• [INFORMATION GIVEN]
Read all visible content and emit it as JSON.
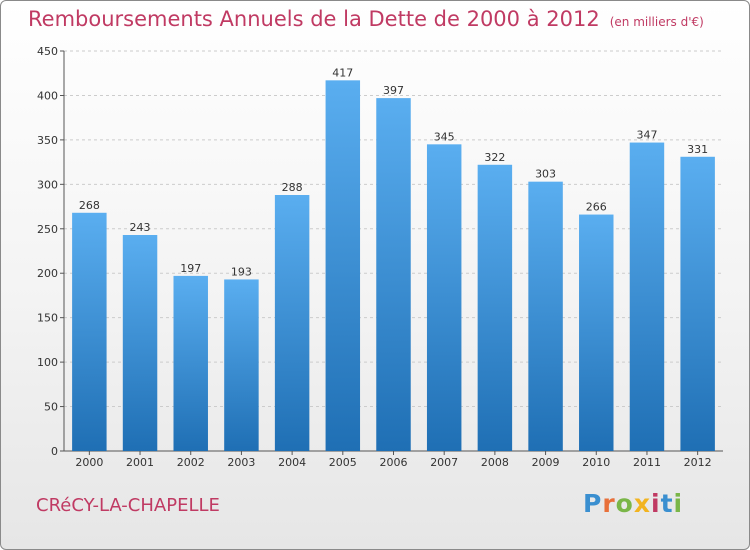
{
  "header": {
    "title": "Remboursements Annuels de la Dette de 2000 à 2012",
    "unit": "(en milliers d'€)"
  },
  "footer": {
    "town": "CRéCY-LA-CHAPELLE",
    "logo": "Proxiti"
  },
  "colors": {
    "title": "#c03a63",
    "bar_top": "#5aaef0",
    "bar_bottom": "#1f6fb4",
    "grid": "#cccccc"
  },
  "chart_data": {
    "type": "bar",
    "title": "Remboursements Annuels de la Dette de 2000 à 2012",
    "xlabel": "",
    "ylabel": "",
    "categories": [
      "2000",
      "2001",
      "2002",
      "2003",
      "2004",
      "2005",
      "2006",
      "2007",
      "2008",
      "2009",
      "2010",
      "2011",
      "2012"
    ],
    "values": [
      268,
      243,
      197,
      193,
      288,
      417,
      397,
      345,
      322,
      303,
      266,
      347,
      331
    ],
    "ylim": [
      0,
      450
    ],
    "yticks": [
      0,
      50,
      100,
      150,
      200,
      250,
      300,
      350,
      400,
      450
    ],
    "grid": true,
    "legend": "none",
    "data_labels": true
  }
}
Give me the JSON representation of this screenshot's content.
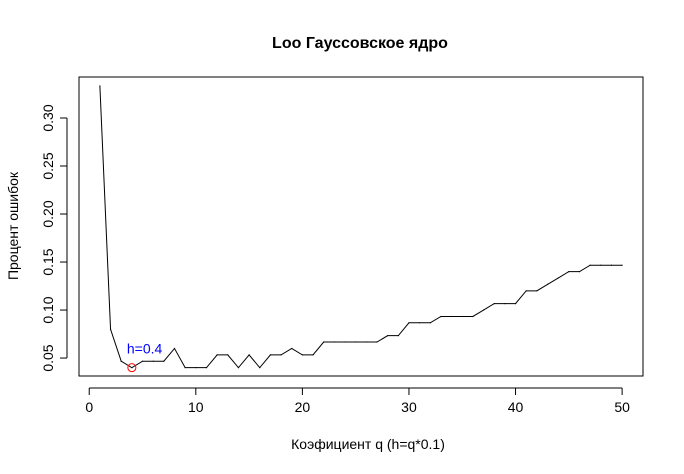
{
  "chart_data": {
    "type": "line",
    "title": "Loo Гауссовское ядро",
    "xlabel": "Коэфициент q (h=q*0.1)",
    "ylabel": "Процент ошибок",
    "xlim": [
      -0.96,
      51.96
    ],
    "ylim": [
      0.0313,
      0.3427
    ],
    "xticks": [
      0,
      10,
      20,
      30,
      40,
      50
    ],
    "xtick_labels": [
      "0",
      "10",
      "20",
      "30",
      "40",
      "50"
    ],
    "yticks": [
      0.05,
      0.1,
      0.15,
      0.2,
      0.25,
      0.3
    ],
    "ytick_labels": [
      "0.05",
      "0.10",
      "0.15",
      "0.20",
      "0.25",
      "0.30"
    ],
    "grid": false,
    "line_color": "#000000",
    "x": [
      1,
      2,
      3,
      4,
      5,
      6,
      7,
      8,
      9,
      10,
      11,
      12,
      13,
      14,
      15,
      16,
      17,
      18,
      19,
      20,
      21,
      22,
      23,
      24,
      25,
      26,
      27,
      28,
      29,
      30,
      31,
      32,
      33,
      34,
      35,
      36,
      37,
      38,
      39,
      40,
      41,
      42,
      43,
      44,
      45,
      46,
      47,
      48,
      49,
      50
    ],
    "values": [
      0.3333,
      0.08,
      0.0467,
      0.04,
      0.0467,
      0.0467,
      0.0467,
      0.06,
      0.04,
      0.04,
      0.04,
      0.0533,
      0.0533,
      0.04,
      0.0533,
      0.04,
      0.0533,
      0.0533,
      0.06,
      0.0533,
      0.0533,
      0.0667,
      0.0667,
      0.0667,
      0.0667,
      0.0667,
      0.0667,
      0.0733,
      0.0733,
      0.0867,
      0.0867,
      0.0867,
      0.0933,
      0.0933,
      0.0933,
      0.0933,
      0.1,
      0.1067,
      0.1067,
      0.1067,
      0.12,
      0.12,
      0.1267,
      0.1333,
      0.14,
      0.14,
      0.1467,
      0.1467,
      0.1467,
      0.1467
    ],
    "annotation": {
      "text": "h=0.4",
      "x": 4,
      "y": 0.04,
      "text_color": "#0000ff",
      "marker_color": "#ff0000",
      "marker": "open-circle"
    }
  }
}
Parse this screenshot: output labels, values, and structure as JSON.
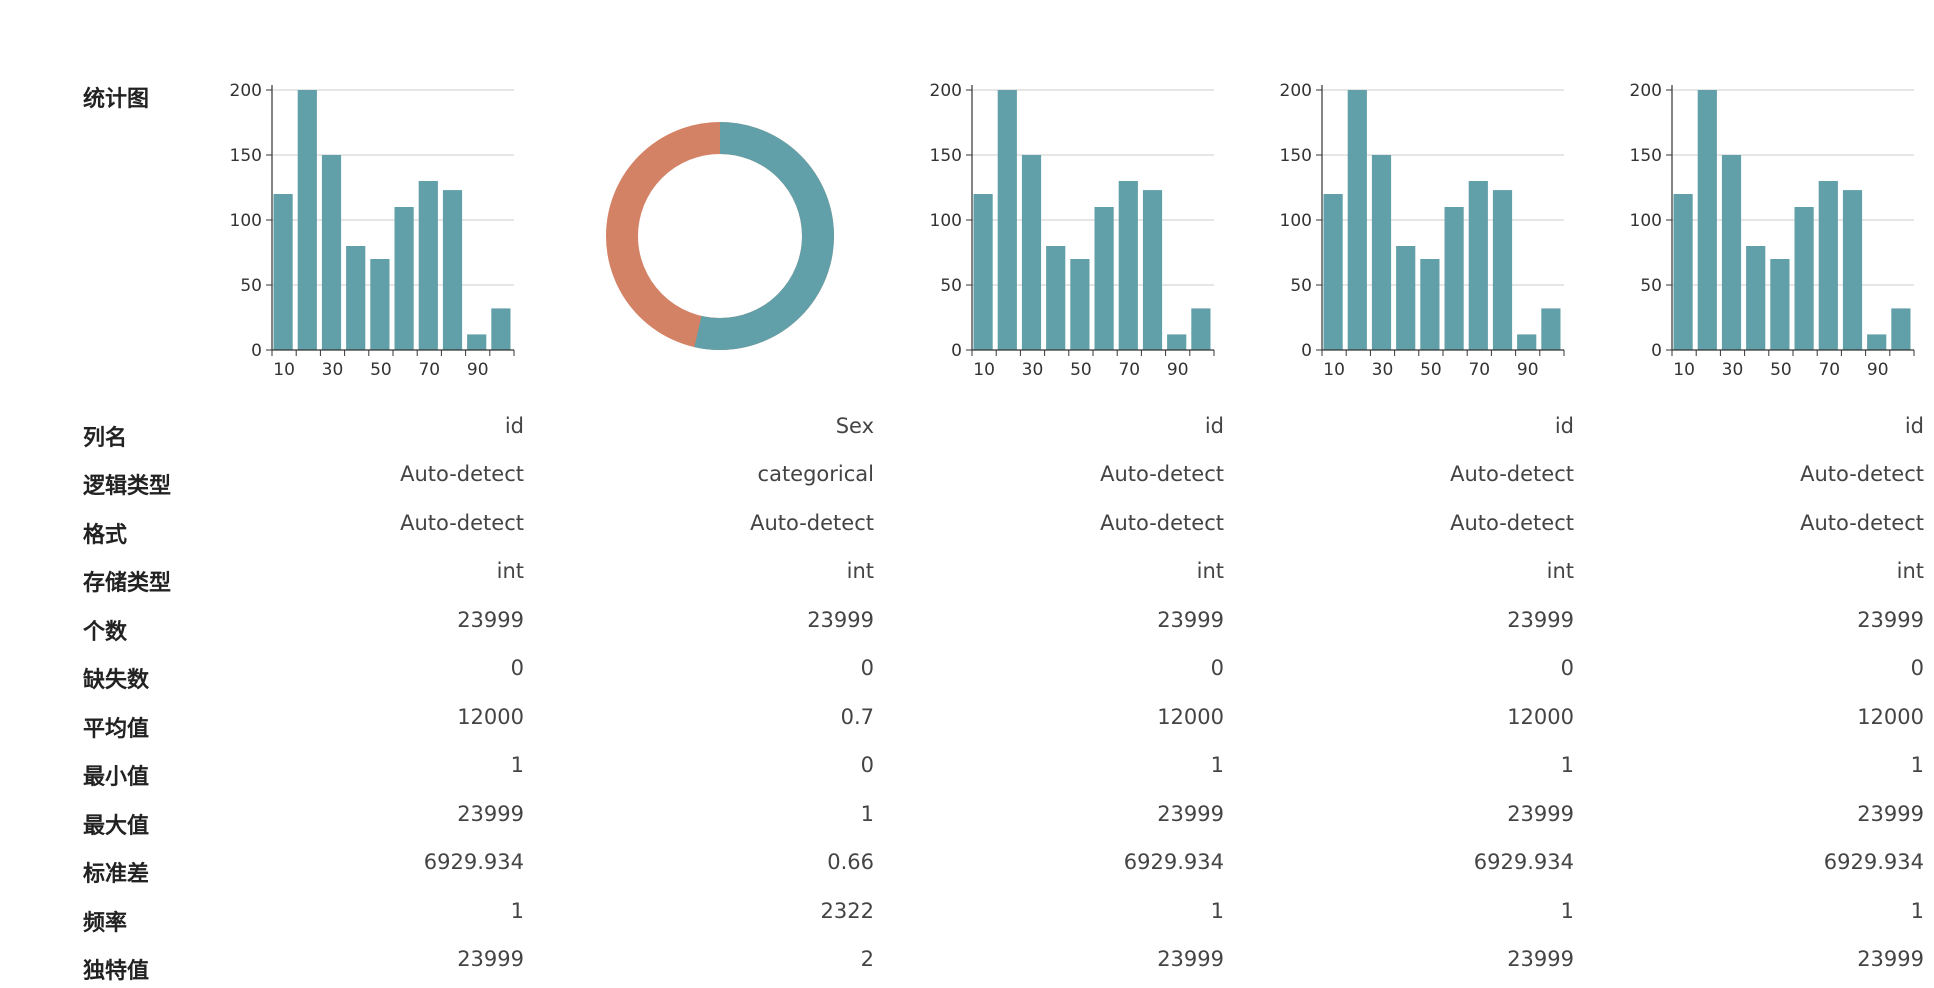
{
  "row_labels": [
    "统计图",
    "列名",
    "逻辑类型",
    "格式",
    "存储类型",
    "个数",
    "缺失数",
    "平均值",
    "最小值",
    "最大值",
    "标准差",
    "频率",
    "独特值"
  ],
  "colors": {
    "bar": "#61a0a8",
    "pie_primary": "#61a0a8",
    "pie_secondary": "#d48265",
    "grid": "#cccccc",
    "axis": "#333333"
  },
  "columns": [
    {
      "chart_kind": "histogram",
      "values": {
        "name": "id",
        "logical_type": "Auto-detect",
        "format": "Auto-detect",
        "storage": "int",
        "count": "23999",
        "missing": "0",
        "mean": "12000",
        "min": "1",
        "max": "23999",
        "std": "6929.934",
        "freq": "1",
        "unique": "23999"
      }
    },
    {
      "chart_kind": "donut",
      "values": {
        "name": "Sex",
        "logical_type": "categorical",
        "format": "Auto-detect",
        "storage": "int",
        "count": "23999",
        "missing": "0",
        "mean": "0.7",
        "min": "0",
        "max": "1",
        "std": "0.66",
        "freq": "2322",
        "unique": "2"
      }
    },
    {
      "chart_kind": "histogram",
      "values": {
        "name": "id",
        "logical_type": "Auto-detect",
        "format": "Auto-detect",
        "storage": "int",
        "count": "23999",
        "missing": "0",
        "mean": "12000",
        "min": "1",
        "max": "23999",
        "std": "6929.934",
        "freq": "1",
        "unique": "23999"
      }
    },
    {
      "chart_kind": "histogram",
      "values": {
        "name": "id",
        "logical_type": "Auto-detect",
        "format": "Auto-detect",
        "storage": "int",
        "count": "23999",
        "missing": "0",
        "mean": "12000",
        "min": "1",
        "max": "23999",
        "std": "6929.934",
        "freq": "1",
        "unique": "23999"
      }
    },
    {
      "chart_kind": "histogram",
      "values": {
        "name": "id",
        "logical_type": "Auto-detect",
        "format": "Auto-detect",
        "storage": "int",
        "count": "23999",
        "missing": "0",
        "mean": "12000",
        "min": "1",
        "max": "23999",
        "std": "6929.934",
        "freq": "1",
        "unique": "23999"
      }
    }
  ],
  "chart_data": [
    {
      "type": "bar",
      "x": [
        10,
        20,
        30,
        40,
        50,
        60,
        70,
        80,
        90,
        100
      ],
      "values": [
        120,
        200,
        150,
        80,
        70,
        110,
        130,
        123,
        12,
        32
      ],
      "xticks": [
        "10",
        "30",
        "50",
        "70",
        "90"
      ],
      "yticks": [
        "0",
        "50",
        "100",
        "150",
        "200"
      ],
      "ylim": [
        0,
        200
      ],
      "grid": true
    },
    {
      "type": "pie",
      "donut": true,
      "slice_count": 2
    },
    {
      "type": "bar",
      "x": [
        10,
        20,
        30,
        40,
        50,
        60,
        70,
        80,
        90,
        100
      ],
      "values": [
        120,
        200,
        150,
        80,
        70,
        110,
        130,
        123,
        12,
        32
      ],
      "xticks": [
        "10",
        "30",
        "50",
        "70",
        "90"
      ],
      "yticks": [
        "0",
        "50",
        "100",
        "150",
        "200"
      ],
      "ylim": [
        0,
        200
      ],
      "grid": true
    },
    {
      "type": "bar",
      "x": [
        10,
        20,
        30,
        40,
        50,
        60,
        70,
        80,
        90,
        100
      ],
      "values": [
        120,
        200,
        150,
        80,
        70,
        110,
        130,
        123,
        12,
        32
      ],
      "xticks": [
        "10",
        "30",
        "50",
        "70",
        "90"
      ],
      "yticks": [
        "0",
        "50",
        "100",
        "150",
        "200"
      ],
      "ylim": [
        0,
        200
      ],
      "grid": true
    },
    {
      "type": "bar",
      "x": [
        10,
        20,
        30,
        40,
        50,
        60,
        70,
        80,
        90,
        100
      ],
      "values": [
        120,
        200,
        150,
        80,
        70,
        110,
        130,
        123,
        12,
        32
      ],
      "xticks": [
        "10",
        "30",
        "50",
        "70",
        "90"
      ],
      "yticks": [
        "0",
        "50",
        "100",
        "150",
        "200"
      ],
      "ylim": [
        0,
        200
      ],
      "grid": true
    }
  ]
}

• [EXERCISE] Leave out every picture and copy the rest of the records exactly.

• [WRITTEN ANSWER]
Read all visible content and emit it as JSON.
{
  "header": {
    "title": "Remboursements Annuels de la Dette de 2000 à 2012",
    "unit": "(en milliers d'€)"
  },
  "footer": {
    "town": "CRéCY-LA-CHAPELLE",
    "logo": "Proxiti"
  },
  "colors": {
    "title": "#c03a63",
    "bar_top": "#5aaef0",
    "bar_bottom": "#1f6fb4",
    "grid": "#cccccc"
  },
  "chart_data": {
    "type": "bar",
    "title": "Remboursements Annuels de la Dette de 2000 à 2012",
    "xlabel": "",
    "ylabel": "",
    "categories": [
      "2000",
      "2001",
      "2002",
      "2003",
      "2004",
      "2005",
      "2006",
      "2007",
      "2008",
      "2009",
      "2010",
      "2011",
      "2012"
    ],
    "values": [
      268,
      243,
      197,
      193,
      288,
      417,
      397,
      345,
      322,
      303,
      266,
      347,
      331
    ],
    "ylim": [
      0,
      450
    ],
    "yticks": [
      0,
      50,
      100,
      150,
      200,
      250,
      300,
      350,
      400,
      450
    ],
    "grid": true,
    "legend": "none",
    "data_labels": true
  }
}
Give me the JSON representation of this screenshot's content.
{
  "chart_data": {
    "type": "line",
    "title": "Loo Гауссовское ядро",
    "xlabel": "Коэфициент q (h=q*0.1)",
    "ylabel": "Процент ошибок",
    "xlim": [
      -0.96,
      51.96
    ],
    "ylim": [
      0.0313,
      0.3427
    ],
    "xticks": [
      0,
      10,
      20,
      30,
      40,
      50
    ],
    "xtick_labels": [
      "0",
      "10",
      "20",
      "30",
      "40",
      "50"
    ],
    "yticks": [
      0.05,
      0.1,
      0.15,
      0.2,
      0.25,
      0.3
    ],
    "ytick_labels": [
      "0.05",
      "0.10",
      "0.15",
      "0.20",
      "0.25",
      "0.30"
    ],
    "grid": false,
    "line_color": "#000000",
    "x": [
      1,
      2,
      3,
      4,
      5,
      6,
      7,
      8,
      9,
      10,
      11,
      12,
      13,
      14,
      15,
      16,
      17,
      18,
      19,
      20,
      21,
      22,
      23,
      24,
      25,
      26,
      27,
      28,
      29,
      30,
      31,
      32,
      33,
      34,
      35,
      36,
      37,
      38,
      39,
      40,
      41,
      42,
      43,
      44,
      45,
      46,
      47,
      48,
      49,
      50
    ],
    "values": [
      0.3333,
      0.08,
      0.0467,
      0.04,
      0.0467,
      0.0467,
      0.0467,
      0.06,
      0.04,
      0.04,
      0.04,
      0.0533,
      0.0533,
      0.04,
      0.0533,
      0.04,
      0.0533,
      0.0533,
      0.06,
      0.0533,
      0.0533,
      0.0667,
      0.0667,
      0.0667,
      0.0667,
      0.0667,
      0.0667,
      0.0733,
      0.0733,
      0.0867,
      0.0867,
      0.0867,
      0.0933,
      0.0933,
      0.0933,
      0.0933,
      0.1,
      0.1067,
      0.1067,
      0.1067,
      0.12,
      0.12,
      0.1267,
      0.1333,
      0.14,
      0.14,
      0.1467,
      0.1467,
      0.1467,
      0.1467
    ],
    "annotation": {
      "text": "h=0.4",
      "x": 4,
      "y": 0.04,
      "text_color": "#0000ff",
      "marker_color": "#ff0000",
      "marker": "open-circle"
    }
  }
}
Parse this screenshot: output labels, values, and structure as JSON.
{
  "row_labels": [
    "统计图",
    "列名",
    "逻辑类型",
    "格式",
    "存储类型",
    "个数",
    "缺失数",
    "平均值",
    "最小值",
    "最大值",
    "标准差",
    "频率",
    "独特值"
  ],
  "colors": {
    "bar": "#61a0a8",
    "pie_primary": "#61a0a8",
    "pie_secondary": "#d48265",
    "grid": "#cccccc",
    "axis": "#333333"
  },
  "columns": [
    {
      "chart_kind": "histogram",
      "values": {
        "name": "id",
        "logical_type": "Auto-detect",
        "format": "Auto-detect",
        "storage": "int",
        "count": "23999",
        "missing": "0",
        "mean": "12000",
        "min": "1",
        "max": "23999",
        "std": "6929.934",
        "freq": "1",
        "unique": "23999"
      }
    },
    {
      "chart_kind": "donut",
      "values": {
        "name": "Sex",
        "logical_type": "categorical",
        "format": "Auto-detect",
        "storage": "int",
        "count": "23999",
        "missing": "0",
        "mean": "0.7",
        "min": "0",
        "max": "1",
        "std": "0.66",
        "freq": "2322",
        "unique": "2"
      }
    },
    {
      "chart_kind": "histogram",
      "values": {
        "name": "id",
        "logical_type": "Auto-detect",
        "format": "Auto-detect",
        "storage": "int",
        "count": "23999",
        "missing": "0",
        "mean": "12000",
        "min": "1",
        "max": "23999",
        "std": "6929.934",
        "freq": "1",
        "unique": "23999"
      }
    },
    {
      "chart_kind": "histogram",
      "values": {
        "name": "id",
        "logical_type": "Auto-detect",
        "format": "Auto-detect",
        "storage": "int",
        "count": "23999",
        "missing": "0",
        "mean": "12000",
        "min": "1",
        "max": "23999",
        "std": "6929.934",
        "freq": "1",
        "unique": "23999"
      }
    },
    {
      "chart_kind": "histogram",
      "values": {
        "name": "id",
        "logical_type": "Auto-detect",
        "format": "Auto-detect",
        "storage": "int",
        "count": "23999",
        "missing": "0",
        "mean": "12000",
        "min": "1",
        "max": "23999",
        "std": "6929.934",
        "freq": "1",
        "unique": "23999"
      }
    }
  ],
  "chart_data": [
    {
      "type": "bar",
      "x": [
        10,
        20,
        30,
        40,
        50,
        60,
        70,
        80,
        90,
        100
      ],
      "values": [
        120,
        200,
        150,
        80,
        70,
        110,
        130,
        123,
        12,
        32
      ],
      "xticks": [
        "10",
        "30",
        "50",
        "70",
        "90"
      ],
      "yticks": [
        "0",
        "50",
        "100",
        "150",
        "200"
      ],
      "ylim": [
        0,
        200
      ],
      "grid": true
    },
    {
      "type": "pie",
      "donut": true,
      "slice_count": 2
    },
    {
      "type": "bar",
      "x": [
        10,
        20,
        30,
        40,
        50,
        60,
        70,
        80,
        90,
        100
      ],
      "values": [
        120,
        200,
        150,
        80,
        70,
        110,
        130,
        123,
        12,
        32
      ],
      "xticks": [
        "10",
        "30",
        "50",
        "70",
        "90"
      ],
      "yticks": [
        "0",
        "50",
        "100",
        "150",
        "200"
      ],
      "ylim": [
        0,
        200
      ],
      "grid": true
    },
    {
      "type": "bar",
      "x": [
        10,
        20,
        30,
        40,
        50,
        60,
        70,
        80,
        90,
        100
      ],
      "values": [
        120,
        200,
        150,
        80,
        70,
        110,
        130,
        123,
        12,
        32
      ],
      "xticks": [
        "10",
        "30",
        "50",
        "70",
        "90"
      ],
      "yticks": [
        "0",
        "50",
        "100",
        "150",
        "200"
      ],
      "ylim": [
        0,
        200
      ],
      "grid": true
    },
    {
      "type": "bar",
      "x": [
        10,
        20,
        30,
        40,
        50,
        60,
        70,
        80,
        90,
        100
      ],
      "values": [
        120,
        200,
        150,
        80,
        70,
        110,
        130,
        123,
        12,
        32
      ],
      "xticks": [
        "10",
        "30",
        "50",
        "70",
        "90"
      ],
      "yticks": [
        "0",
        "50",
        "100",
        "150",
        "200"
      ],
      "ylim": [
        0,
        200
      ],
      "grid": true
    }
  ]
}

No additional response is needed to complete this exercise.